> Goal
Please report every line from the material that contains the word "Tato".
======== Data in this exercise
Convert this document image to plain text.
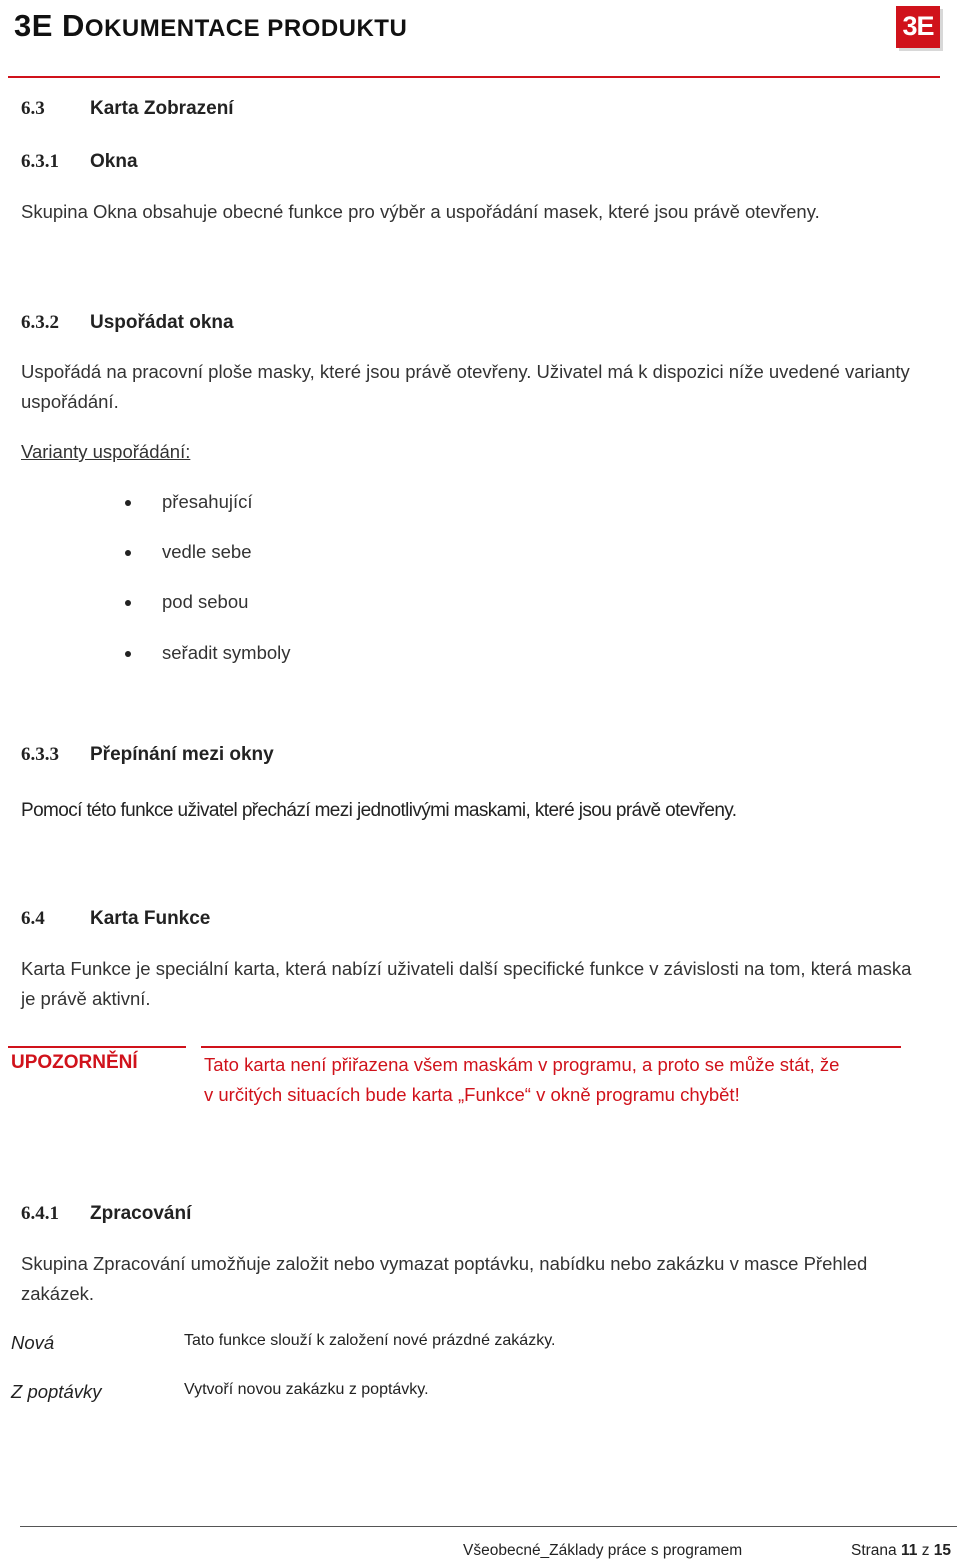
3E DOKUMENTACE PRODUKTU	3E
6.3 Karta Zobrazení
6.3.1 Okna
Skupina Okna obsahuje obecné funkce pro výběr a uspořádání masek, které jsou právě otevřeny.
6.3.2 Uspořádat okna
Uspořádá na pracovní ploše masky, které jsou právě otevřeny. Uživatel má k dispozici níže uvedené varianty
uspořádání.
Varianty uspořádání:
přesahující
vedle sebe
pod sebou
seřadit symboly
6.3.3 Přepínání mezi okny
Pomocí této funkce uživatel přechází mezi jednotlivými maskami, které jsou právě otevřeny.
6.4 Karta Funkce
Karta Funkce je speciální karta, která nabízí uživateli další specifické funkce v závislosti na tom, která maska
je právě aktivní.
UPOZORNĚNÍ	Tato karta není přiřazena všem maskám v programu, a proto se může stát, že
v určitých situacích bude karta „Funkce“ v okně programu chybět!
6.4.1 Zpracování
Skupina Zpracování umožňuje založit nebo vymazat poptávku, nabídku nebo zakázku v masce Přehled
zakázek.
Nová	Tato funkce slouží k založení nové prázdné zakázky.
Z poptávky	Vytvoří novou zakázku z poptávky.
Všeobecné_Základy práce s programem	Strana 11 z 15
================
======== Data in this exercise
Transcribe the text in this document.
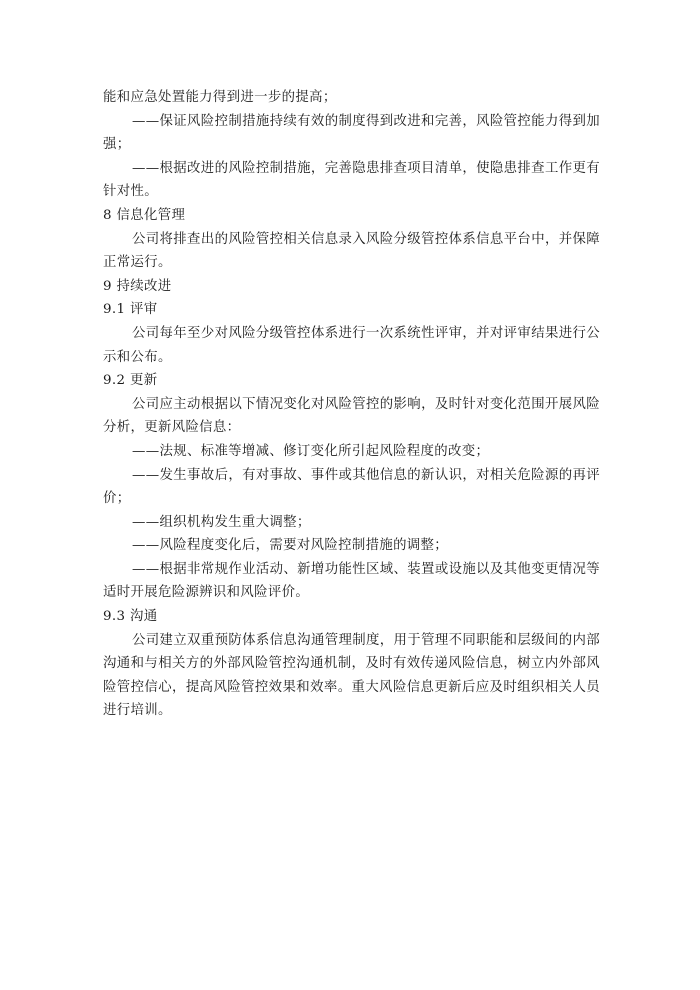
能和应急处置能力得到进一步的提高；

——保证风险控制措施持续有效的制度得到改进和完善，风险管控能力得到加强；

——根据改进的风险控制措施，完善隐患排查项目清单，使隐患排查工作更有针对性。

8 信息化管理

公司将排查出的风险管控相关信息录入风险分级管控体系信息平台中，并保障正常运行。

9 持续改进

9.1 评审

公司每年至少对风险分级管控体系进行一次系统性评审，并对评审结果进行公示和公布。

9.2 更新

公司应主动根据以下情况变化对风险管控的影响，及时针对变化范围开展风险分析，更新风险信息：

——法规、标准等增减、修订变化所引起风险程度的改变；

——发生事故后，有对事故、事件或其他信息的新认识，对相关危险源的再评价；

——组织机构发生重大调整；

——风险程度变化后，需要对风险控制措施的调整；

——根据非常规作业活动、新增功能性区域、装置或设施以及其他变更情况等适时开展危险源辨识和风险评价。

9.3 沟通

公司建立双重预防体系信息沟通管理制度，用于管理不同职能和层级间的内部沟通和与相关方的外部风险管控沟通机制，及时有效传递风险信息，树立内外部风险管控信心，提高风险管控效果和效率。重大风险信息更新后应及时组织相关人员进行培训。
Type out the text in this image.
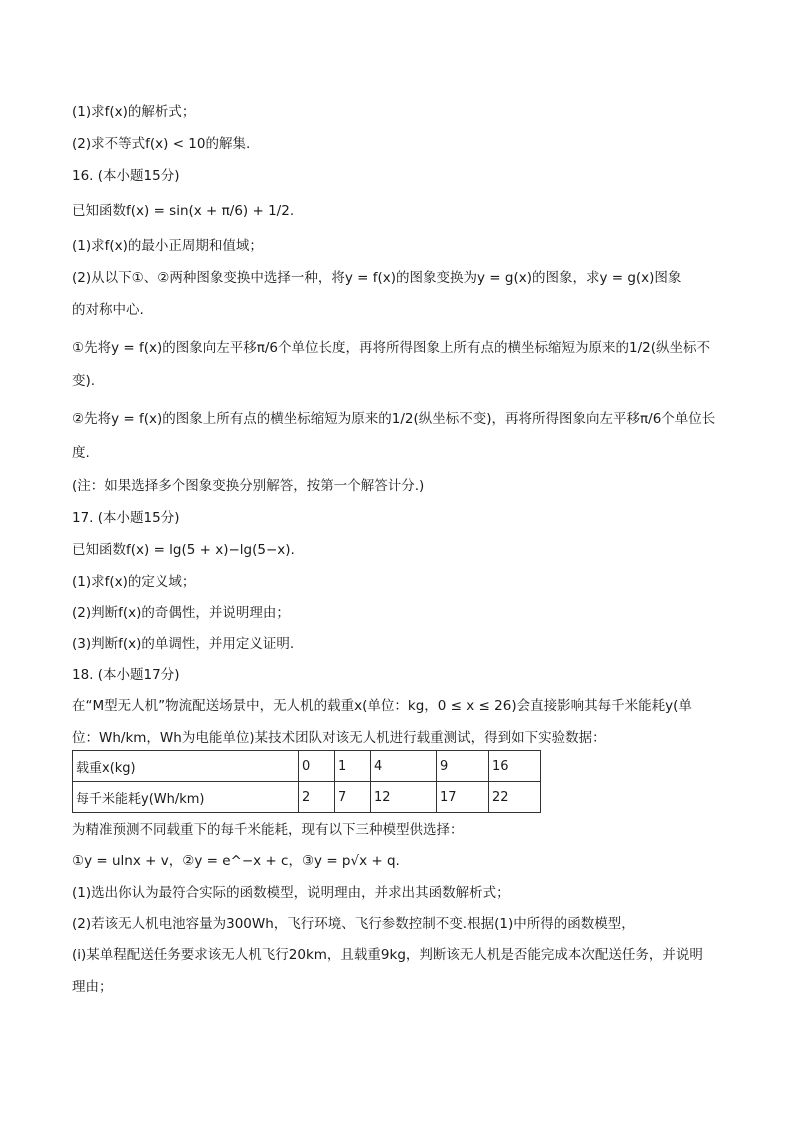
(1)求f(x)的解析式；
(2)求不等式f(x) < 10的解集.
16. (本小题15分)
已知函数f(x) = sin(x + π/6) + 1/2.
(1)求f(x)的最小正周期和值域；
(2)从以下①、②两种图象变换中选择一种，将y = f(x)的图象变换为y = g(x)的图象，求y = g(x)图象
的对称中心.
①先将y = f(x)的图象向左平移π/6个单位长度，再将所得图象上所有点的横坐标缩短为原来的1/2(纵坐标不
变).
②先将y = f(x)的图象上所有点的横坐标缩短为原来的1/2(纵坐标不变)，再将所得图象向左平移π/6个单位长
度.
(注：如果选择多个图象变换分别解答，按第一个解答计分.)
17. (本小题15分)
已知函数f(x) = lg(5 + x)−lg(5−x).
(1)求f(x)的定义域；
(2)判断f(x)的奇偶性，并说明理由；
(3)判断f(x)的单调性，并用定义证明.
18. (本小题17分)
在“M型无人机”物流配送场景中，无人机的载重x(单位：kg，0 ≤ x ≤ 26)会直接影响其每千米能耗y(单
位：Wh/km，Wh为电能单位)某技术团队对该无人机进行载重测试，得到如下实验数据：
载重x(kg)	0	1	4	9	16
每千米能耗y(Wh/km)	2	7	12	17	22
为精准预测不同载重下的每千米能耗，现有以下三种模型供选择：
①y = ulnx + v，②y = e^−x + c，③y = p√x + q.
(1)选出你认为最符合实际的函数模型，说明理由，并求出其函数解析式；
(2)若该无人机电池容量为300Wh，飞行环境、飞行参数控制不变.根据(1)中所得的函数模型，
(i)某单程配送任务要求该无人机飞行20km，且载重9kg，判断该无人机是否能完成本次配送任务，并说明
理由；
================
> Correct result
UPOZORNĚNÍ	Tato karta není přiřazena všem maskám v programu, a proto se může stát, že
Nová	Tato funkce slouží k založení nové prázdné zakázky.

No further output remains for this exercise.